┏━━

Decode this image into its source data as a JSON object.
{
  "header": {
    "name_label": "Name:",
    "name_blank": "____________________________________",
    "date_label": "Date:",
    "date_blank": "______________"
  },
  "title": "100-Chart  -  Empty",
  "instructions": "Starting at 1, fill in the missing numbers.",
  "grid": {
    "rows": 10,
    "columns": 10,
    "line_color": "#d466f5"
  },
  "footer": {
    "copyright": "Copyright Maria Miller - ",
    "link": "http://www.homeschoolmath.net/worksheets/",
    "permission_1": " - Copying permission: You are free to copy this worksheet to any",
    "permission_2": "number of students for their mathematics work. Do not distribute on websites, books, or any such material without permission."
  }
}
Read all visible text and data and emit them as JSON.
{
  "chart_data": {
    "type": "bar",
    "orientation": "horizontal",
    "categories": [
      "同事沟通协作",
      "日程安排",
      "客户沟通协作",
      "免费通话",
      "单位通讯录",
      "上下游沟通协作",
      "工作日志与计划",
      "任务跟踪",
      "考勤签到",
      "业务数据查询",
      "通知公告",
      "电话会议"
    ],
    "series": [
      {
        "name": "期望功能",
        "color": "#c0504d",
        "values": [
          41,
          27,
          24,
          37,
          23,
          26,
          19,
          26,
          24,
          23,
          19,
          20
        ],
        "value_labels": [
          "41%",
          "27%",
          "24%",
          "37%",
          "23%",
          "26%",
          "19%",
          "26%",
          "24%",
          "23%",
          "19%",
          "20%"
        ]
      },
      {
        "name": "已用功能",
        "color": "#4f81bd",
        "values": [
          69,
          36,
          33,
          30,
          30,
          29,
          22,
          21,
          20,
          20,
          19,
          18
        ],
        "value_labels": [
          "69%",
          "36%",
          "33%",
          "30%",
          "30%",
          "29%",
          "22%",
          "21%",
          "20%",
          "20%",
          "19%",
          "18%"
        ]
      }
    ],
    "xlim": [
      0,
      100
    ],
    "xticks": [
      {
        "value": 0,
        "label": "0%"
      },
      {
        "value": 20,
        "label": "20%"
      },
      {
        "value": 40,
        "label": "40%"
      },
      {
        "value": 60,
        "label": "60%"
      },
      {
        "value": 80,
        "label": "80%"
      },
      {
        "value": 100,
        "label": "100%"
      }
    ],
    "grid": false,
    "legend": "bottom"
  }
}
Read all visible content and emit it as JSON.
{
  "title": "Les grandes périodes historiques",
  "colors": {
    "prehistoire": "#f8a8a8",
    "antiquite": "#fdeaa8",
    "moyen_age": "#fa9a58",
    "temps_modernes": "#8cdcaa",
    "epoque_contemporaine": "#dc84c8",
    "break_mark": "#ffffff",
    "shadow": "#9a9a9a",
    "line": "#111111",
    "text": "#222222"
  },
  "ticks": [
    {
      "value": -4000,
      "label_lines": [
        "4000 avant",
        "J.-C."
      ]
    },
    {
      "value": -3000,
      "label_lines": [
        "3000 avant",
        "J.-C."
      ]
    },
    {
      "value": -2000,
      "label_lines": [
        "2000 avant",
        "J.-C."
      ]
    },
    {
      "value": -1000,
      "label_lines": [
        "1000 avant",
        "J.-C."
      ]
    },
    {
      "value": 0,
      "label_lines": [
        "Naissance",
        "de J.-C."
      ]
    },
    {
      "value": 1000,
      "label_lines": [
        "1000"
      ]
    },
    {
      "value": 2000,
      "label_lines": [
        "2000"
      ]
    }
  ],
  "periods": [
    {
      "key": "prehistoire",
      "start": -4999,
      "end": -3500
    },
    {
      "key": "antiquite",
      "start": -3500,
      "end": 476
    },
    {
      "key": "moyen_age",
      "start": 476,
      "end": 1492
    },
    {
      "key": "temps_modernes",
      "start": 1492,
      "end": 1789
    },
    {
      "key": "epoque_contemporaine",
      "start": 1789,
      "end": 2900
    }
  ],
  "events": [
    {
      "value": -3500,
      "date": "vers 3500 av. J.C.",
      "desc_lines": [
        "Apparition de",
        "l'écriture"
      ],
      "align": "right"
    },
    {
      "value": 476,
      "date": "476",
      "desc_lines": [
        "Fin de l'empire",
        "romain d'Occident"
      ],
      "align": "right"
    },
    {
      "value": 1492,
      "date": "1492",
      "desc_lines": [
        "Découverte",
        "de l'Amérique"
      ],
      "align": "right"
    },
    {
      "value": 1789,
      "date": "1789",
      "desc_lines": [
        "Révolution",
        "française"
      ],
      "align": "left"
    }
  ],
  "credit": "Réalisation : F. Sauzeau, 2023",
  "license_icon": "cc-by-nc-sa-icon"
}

┗━━

Instruction: Extract all of the data above without altering anything.

The reply:
Decode this image into its source data as a JSON object.
{
  "header": {
    "name_label": "Name:",
    "name_blank": "____________________________________",
    "date_label": "Date:",
    "date_blank": "______________"
  },
  "title": "100-Chart  -  Empty",
  "instructions": "Starting at 1, fill in the missing numbers.",
  "grid": {
    "rows": 10,
    "columns": 10,
    "line_color": "#d466f5"
  },
  "footer": {
    "copyright": "Copyright Maria Miller - ",
    "link": "http://www.homeschoolmath.net/worksheets/",
    "permission_1": " - Copying permission: You are free to copy this worksheet to any",
    "permission_2": "number of students for their mathematics work. Do not distribute on websites, books, or any such material without permission."
  }
}
Read all visible text and data and emit them as JSON.
{
  "chart_data": {
    "type": "bar",
    "orientation": "horizontal",
    "categories": [
      "同事沟通协作",
      "日程安排",
      "客户沟通协作",
      "免费通话",
      "单位通讯录",
      "上下游沟通协作",
      "工作日志与计划",
      "任务跟踪",
      "考勤签到",
      "业务数据查询",
      "通知公告",
      "电话会议"
    ],
    "series": [
      {
        "name": "期望功能",
        "color": "#c0504d",
        "values": [
          41,
          27,
          24,
          37,
          23,
          26,
          19,
          26,
          24,
          23,
          19,
          20
        ],
        "value_labels": [
          "41%",
          "27%",
          "24%",
          "37%",
          "23%",
          "26%",
          "19%",
          "26%",
          "24%",
          "23%",
          "19%",
          "20%"
        ]
      },
      {
        "name": "已用功能",
        "color": "#4f81bd",
        "values": [
          69,
          36,
          33,
          30,
          30,
          29,
          22,
          21,
          20,
          20,
          19,
          18
        ],
        "value_labels": [
          "69%",
          "36%",
          "33%",
          "30%",
          "30%",
          "29%",
          "22%",
          "21%",
          "20%",
          "20%",
          "19%",
          "18%"
        ]
      }
    ],
    "xlim": [
      0,
      100
    ],
    "xticks": [
      {
        "value": 0,
        "label": "0%"
      },
      {
        "value": 20,
        "label": "20%"
      },
      {
        "value": 40,
        "label": "40%"
      },
      {
        "value": 60,
        "label": "60%"
      },
      {
        "value": 80,
        "label": "80%"
      },
      {
        "value": 100,
        "label": "100%"
      }
    ],
    "grid": false,
    "legend": "bottom"
  }
}
Read all visible content and emit it as JSON.
{
  "title": "Les grandes périodes historiques",
  "colors": {
    "prehistoire": "#f8a8a8",
    "antiquite": "#fdeaa8",
    "moyen_age": "#fa9a58",
    "temps_modernes": "#8cdcaa",
    "epoque_contemporaine": "#dc84c8",
    "break_mark": "#ffffff",
    "shadow": "#9a9a9a",
    "line": "#111111",
    "text": "#222222"
  },
  "ticks": [
    {
      "value": -4000,
      "label_lines": [
        "4000 avant",
        "J.-C."
      ]
    },
    {
      "value": -3000,
      "label_lines": [
        "3000 avant",
        "J.-C."
      ]
    },
    {
      "value": -2000,
      "label_lines": [
        "2000 avant",
        "J.-C."
      ]
    },
    {
      "value": -1000,
      "label_lines": [
        "1000 avant",
        "J.-C."
      ]
    },
    {
      "value": 0,
      "label_lines": [
        "Naissance",
        "de J.-C."
      ]
    },
    {
      "value": 1000,
      "label_lines": [
        "1000"
      ]
    },
    {
      "value": 2000,
      "label_lines": [
        "2000"
      ]
    }
  ],
  "periods": [
    {
      "key": "prehistoire",
      "start": -4999,
      "end": -3500
    },
    {
      "key": "antiquite",
      "start": -3500,
      "end": 476
    },
    {
      "key": "moyen_age",
      "start": 476,
      "end": 1492
    },
    {
      "key": "temps_modernes",
      "start": 1492,
      "end": 1789
    },
    {
      "key": "epoque_contemporaine",
      "start": 1789,
      "end": 2900
    }
  ],
  "events": [
    {
      "value": -3500,
      "date": "vers 3500 av. J.C.",
      "desc_lines": [
        "Apparition de",
        "l'écriture"
      ],
      "align": "right"
    },
    {
      "value": 476,
      "date": "476",
      "desc_lines": [
        "Fin de l'empire",
        "romain d'Occident"
      ],
      "align": "right"
    },
    {
      "value": 1492,
      "date": "1492",
      "desc_lines": [
        "Découverte",
        "de l'Amérique"
      ],
      "align": "right"
    },
    {
      "value": 1789,
      "date": "1789",
      "desc_lines": [
        "Révolution",
        "française"
      ],
      "align": "left"
    }
  ],
  "credit": "Réalisation : F. Sauzeau, 2023",
  "license_icon": "cc-by-nc-sa-icon"
}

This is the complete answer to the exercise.